Set task: Find the lines holding the string "Stochastic" in the data, then copy all of them.

Data entries:
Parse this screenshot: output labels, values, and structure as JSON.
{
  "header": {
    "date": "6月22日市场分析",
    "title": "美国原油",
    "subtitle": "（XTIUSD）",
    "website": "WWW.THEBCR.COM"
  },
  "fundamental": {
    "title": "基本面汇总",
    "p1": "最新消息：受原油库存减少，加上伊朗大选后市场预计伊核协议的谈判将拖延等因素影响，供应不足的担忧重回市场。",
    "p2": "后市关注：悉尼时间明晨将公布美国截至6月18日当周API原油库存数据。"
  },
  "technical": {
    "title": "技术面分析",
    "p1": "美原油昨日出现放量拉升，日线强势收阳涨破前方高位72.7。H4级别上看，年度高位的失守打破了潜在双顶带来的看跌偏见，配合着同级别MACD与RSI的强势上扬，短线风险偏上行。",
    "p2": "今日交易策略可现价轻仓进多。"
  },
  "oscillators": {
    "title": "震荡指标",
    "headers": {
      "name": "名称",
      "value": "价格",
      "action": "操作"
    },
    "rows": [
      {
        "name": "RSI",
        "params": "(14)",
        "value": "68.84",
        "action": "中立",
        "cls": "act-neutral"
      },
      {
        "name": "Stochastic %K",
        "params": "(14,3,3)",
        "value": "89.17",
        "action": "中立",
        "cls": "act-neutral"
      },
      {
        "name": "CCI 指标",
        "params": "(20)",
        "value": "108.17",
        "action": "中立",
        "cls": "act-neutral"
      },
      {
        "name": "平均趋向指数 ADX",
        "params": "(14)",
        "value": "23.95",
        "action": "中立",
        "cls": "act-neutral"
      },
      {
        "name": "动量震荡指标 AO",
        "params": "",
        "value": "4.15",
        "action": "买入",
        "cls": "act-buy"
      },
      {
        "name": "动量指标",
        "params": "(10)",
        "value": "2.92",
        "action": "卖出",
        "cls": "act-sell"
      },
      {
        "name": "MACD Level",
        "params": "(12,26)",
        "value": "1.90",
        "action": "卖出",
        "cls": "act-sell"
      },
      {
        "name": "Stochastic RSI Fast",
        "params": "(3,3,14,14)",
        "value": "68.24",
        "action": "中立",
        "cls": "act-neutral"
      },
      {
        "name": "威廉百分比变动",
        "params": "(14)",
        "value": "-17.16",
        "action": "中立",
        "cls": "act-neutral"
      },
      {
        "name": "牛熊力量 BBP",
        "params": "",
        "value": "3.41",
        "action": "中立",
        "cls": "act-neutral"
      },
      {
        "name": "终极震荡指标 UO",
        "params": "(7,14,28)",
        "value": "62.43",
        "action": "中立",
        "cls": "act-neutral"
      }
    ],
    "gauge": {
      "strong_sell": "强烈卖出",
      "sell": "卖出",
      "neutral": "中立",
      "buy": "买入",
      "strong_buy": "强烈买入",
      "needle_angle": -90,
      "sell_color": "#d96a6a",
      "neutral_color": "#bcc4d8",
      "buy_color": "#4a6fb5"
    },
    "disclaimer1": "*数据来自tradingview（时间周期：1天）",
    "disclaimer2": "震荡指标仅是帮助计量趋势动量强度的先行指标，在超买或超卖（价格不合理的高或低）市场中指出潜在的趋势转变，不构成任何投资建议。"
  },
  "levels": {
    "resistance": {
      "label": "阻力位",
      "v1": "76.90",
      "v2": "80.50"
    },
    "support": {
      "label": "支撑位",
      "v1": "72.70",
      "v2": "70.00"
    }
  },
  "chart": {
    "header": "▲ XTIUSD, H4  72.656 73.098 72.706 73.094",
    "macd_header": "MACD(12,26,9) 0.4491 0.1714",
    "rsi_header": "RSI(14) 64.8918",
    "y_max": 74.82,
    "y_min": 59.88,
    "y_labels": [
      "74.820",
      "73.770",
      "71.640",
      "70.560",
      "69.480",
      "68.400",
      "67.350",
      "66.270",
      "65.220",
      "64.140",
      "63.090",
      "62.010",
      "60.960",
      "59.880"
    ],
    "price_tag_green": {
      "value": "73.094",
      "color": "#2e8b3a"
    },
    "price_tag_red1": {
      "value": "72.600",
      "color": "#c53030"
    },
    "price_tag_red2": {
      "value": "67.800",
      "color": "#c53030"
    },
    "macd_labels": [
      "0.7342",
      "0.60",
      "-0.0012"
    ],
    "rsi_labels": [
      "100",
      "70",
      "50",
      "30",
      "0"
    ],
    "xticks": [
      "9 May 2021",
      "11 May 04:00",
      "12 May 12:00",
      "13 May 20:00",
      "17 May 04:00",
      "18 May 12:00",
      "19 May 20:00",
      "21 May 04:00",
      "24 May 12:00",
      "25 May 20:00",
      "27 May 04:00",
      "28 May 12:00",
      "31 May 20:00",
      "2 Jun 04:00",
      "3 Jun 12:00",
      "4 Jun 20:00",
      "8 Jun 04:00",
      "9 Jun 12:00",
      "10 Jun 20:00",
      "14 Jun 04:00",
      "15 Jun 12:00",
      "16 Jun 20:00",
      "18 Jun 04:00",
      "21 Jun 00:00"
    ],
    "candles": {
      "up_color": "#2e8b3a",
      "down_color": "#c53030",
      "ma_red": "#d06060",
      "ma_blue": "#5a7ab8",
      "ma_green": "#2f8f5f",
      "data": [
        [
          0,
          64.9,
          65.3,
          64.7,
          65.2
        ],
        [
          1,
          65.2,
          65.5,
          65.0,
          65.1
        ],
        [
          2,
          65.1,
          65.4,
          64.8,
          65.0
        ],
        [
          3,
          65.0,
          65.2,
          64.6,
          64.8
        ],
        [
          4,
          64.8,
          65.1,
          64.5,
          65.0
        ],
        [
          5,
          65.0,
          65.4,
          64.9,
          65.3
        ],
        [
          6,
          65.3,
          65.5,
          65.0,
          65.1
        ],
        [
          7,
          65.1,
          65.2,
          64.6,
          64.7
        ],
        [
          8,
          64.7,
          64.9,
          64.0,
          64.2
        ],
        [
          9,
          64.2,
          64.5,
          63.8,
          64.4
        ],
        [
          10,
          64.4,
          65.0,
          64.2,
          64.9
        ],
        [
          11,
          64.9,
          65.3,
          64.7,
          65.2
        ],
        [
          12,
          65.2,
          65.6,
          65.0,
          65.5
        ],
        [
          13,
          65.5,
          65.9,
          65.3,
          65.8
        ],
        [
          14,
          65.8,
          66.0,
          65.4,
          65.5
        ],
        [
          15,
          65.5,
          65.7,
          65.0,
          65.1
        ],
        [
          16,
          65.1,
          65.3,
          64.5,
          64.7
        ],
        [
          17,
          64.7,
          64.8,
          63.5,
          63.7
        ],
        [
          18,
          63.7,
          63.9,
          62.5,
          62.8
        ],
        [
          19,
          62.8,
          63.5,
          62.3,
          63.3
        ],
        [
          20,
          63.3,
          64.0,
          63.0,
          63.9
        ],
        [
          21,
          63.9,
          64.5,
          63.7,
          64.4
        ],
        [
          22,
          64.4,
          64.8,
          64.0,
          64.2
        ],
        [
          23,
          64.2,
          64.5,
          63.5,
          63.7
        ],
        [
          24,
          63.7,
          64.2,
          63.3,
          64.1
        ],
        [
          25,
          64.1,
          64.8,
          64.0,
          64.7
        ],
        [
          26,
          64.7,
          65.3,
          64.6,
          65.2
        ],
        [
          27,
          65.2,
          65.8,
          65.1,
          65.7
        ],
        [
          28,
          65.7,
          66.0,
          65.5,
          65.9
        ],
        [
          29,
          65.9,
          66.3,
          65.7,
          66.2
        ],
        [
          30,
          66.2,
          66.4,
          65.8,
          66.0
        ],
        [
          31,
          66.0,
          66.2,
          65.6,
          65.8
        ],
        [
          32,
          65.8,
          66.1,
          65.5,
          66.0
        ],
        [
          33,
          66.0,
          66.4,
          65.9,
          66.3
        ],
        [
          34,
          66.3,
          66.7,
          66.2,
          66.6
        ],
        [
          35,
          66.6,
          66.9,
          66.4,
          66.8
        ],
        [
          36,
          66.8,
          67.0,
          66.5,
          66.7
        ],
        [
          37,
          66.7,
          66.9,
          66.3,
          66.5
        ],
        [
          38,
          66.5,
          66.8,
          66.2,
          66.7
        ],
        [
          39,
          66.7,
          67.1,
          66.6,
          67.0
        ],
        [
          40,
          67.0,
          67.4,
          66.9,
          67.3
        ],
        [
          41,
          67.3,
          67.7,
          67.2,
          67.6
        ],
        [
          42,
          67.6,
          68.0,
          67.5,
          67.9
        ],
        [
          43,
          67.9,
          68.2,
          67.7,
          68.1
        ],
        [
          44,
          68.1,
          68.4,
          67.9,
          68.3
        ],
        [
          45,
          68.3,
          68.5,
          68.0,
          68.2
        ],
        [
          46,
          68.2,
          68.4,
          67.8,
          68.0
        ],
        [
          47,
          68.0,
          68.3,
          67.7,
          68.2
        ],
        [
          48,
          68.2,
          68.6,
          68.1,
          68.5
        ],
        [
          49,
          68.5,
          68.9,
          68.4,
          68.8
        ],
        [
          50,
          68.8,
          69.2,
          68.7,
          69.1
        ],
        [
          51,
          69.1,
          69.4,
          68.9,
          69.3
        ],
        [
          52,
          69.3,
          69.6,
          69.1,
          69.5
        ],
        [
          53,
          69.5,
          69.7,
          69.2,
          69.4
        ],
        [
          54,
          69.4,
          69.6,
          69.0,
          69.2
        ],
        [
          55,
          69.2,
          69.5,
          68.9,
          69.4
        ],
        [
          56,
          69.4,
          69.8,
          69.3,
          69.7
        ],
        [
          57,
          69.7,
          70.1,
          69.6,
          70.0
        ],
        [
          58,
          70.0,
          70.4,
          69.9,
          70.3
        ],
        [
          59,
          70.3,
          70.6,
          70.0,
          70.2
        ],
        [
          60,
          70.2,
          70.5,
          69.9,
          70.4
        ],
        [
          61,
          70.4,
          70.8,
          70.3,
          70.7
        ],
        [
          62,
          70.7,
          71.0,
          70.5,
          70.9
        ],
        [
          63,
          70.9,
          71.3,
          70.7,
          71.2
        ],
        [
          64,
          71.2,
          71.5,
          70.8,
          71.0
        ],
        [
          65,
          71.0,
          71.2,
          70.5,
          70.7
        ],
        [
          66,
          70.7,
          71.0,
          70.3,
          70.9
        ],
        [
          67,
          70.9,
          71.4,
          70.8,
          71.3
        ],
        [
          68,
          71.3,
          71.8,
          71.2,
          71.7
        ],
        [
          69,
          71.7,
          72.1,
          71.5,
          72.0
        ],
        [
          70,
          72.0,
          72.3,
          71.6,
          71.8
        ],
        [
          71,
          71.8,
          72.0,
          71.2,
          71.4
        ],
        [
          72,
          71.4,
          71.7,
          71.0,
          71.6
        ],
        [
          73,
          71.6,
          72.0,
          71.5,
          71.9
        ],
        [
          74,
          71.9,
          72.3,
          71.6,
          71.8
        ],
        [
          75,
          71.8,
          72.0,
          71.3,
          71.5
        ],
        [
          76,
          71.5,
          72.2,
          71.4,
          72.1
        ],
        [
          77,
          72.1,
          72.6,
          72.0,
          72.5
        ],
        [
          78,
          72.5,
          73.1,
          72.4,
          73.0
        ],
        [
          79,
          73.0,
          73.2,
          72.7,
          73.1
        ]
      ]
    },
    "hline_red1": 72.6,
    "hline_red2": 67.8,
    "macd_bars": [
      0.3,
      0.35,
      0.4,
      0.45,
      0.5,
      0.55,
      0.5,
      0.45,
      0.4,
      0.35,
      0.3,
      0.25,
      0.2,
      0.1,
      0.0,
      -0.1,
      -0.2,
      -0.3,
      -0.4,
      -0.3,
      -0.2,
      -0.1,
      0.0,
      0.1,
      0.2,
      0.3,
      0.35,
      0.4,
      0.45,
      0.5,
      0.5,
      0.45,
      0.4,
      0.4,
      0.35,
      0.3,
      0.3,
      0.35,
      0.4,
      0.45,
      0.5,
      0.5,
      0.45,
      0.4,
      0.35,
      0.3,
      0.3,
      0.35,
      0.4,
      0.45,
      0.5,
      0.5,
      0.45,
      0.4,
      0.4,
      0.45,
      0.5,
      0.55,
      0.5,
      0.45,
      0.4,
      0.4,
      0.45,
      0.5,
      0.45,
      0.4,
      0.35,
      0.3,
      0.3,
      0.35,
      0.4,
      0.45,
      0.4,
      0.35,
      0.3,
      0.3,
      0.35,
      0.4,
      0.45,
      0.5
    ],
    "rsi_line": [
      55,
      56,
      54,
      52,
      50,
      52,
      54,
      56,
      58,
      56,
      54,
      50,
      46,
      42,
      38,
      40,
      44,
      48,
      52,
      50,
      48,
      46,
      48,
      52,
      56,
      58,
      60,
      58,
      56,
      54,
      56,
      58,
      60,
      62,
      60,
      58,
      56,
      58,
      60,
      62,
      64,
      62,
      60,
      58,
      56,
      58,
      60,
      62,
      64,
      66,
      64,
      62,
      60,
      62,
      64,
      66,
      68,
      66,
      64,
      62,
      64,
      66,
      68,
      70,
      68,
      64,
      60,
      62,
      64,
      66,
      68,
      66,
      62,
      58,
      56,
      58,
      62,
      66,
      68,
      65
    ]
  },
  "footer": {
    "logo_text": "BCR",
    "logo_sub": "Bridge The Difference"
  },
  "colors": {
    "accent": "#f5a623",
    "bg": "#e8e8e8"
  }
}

Solution to the exercise:
        "name": "Stochastic %K",
        "name": "Stochastic RSI Fast",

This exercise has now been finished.